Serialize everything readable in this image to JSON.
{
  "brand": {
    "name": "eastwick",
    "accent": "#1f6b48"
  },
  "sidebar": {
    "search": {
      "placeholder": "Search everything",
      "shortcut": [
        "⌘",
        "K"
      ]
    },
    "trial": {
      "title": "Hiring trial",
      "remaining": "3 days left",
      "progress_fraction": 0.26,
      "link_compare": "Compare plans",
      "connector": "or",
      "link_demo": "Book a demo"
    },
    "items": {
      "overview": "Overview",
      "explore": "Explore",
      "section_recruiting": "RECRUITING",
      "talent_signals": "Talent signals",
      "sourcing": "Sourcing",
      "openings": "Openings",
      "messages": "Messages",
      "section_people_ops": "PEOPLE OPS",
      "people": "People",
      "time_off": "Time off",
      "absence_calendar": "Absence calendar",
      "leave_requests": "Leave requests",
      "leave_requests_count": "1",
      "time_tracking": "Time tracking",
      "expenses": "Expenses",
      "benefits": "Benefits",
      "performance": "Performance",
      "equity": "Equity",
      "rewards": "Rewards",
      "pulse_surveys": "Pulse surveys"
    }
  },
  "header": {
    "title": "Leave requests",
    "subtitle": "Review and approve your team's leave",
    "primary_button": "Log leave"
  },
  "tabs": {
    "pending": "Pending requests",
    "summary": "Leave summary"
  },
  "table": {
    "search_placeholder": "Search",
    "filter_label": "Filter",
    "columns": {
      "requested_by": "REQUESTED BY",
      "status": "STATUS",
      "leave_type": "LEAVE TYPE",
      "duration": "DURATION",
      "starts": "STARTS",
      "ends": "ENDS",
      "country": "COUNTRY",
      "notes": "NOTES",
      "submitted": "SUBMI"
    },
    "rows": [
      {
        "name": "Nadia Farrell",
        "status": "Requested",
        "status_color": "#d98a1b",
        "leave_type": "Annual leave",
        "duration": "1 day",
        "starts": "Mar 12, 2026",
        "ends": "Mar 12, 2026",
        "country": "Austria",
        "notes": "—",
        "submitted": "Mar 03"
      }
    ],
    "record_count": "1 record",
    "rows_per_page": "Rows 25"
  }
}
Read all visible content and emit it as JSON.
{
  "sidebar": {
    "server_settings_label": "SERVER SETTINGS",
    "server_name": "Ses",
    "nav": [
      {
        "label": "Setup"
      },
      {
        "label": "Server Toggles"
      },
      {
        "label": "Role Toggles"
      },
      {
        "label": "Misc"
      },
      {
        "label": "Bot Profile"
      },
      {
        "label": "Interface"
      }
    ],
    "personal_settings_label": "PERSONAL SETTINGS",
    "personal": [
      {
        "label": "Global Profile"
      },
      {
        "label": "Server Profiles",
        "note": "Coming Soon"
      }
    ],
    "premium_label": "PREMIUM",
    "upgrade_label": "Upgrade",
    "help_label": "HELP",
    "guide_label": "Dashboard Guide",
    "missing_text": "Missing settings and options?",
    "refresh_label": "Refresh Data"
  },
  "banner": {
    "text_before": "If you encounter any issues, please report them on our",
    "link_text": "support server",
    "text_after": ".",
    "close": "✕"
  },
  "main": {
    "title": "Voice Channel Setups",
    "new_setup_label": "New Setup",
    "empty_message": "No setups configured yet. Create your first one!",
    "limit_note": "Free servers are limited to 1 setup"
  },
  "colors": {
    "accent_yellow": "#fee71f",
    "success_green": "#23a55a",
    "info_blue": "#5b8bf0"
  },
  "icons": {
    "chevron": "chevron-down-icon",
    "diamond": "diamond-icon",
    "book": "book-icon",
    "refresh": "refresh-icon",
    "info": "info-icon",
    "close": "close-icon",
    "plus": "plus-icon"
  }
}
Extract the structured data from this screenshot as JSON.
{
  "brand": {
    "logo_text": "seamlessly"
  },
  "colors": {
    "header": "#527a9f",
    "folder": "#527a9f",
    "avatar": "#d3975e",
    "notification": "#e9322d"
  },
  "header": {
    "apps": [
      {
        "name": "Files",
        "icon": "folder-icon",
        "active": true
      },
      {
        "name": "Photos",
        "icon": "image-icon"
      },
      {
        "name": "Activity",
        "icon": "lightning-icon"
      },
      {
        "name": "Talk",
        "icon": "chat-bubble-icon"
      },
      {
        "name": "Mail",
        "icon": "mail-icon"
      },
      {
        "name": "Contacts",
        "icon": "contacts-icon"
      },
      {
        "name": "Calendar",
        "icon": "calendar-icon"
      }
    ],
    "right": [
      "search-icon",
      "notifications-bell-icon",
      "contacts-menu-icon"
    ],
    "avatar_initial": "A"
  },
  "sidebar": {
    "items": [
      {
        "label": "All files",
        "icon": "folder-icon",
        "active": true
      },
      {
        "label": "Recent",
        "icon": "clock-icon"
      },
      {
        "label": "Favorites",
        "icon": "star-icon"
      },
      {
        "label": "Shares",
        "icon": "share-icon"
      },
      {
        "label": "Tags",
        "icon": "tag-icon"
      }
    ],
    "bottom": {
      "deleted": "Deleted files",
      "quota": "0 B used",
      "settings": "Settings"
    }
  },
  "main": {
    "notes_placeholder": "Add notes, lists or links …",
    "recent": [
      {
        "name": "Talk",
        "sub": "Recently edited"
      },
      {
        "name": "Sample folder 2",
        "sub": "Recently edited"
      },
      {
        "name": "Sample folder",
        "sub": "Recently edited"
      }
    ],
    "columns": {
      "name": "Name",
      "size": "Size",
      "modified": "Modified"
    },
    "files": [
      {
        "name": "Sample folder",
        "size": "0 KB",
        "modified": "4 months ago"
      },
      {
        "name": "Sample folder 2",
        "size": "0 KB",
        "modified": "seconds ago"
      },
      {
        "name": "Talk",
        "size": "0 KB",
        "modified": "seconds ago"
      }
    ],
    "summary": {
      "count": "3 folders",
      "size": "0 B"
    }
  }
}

────────────────────────────────────────

*Work to do*
Check each line above for the string "image", then copy the ones that have it.

*Answer to this problem*
Serialize everything readable in this image to JSON.
        "icon": "image-icon"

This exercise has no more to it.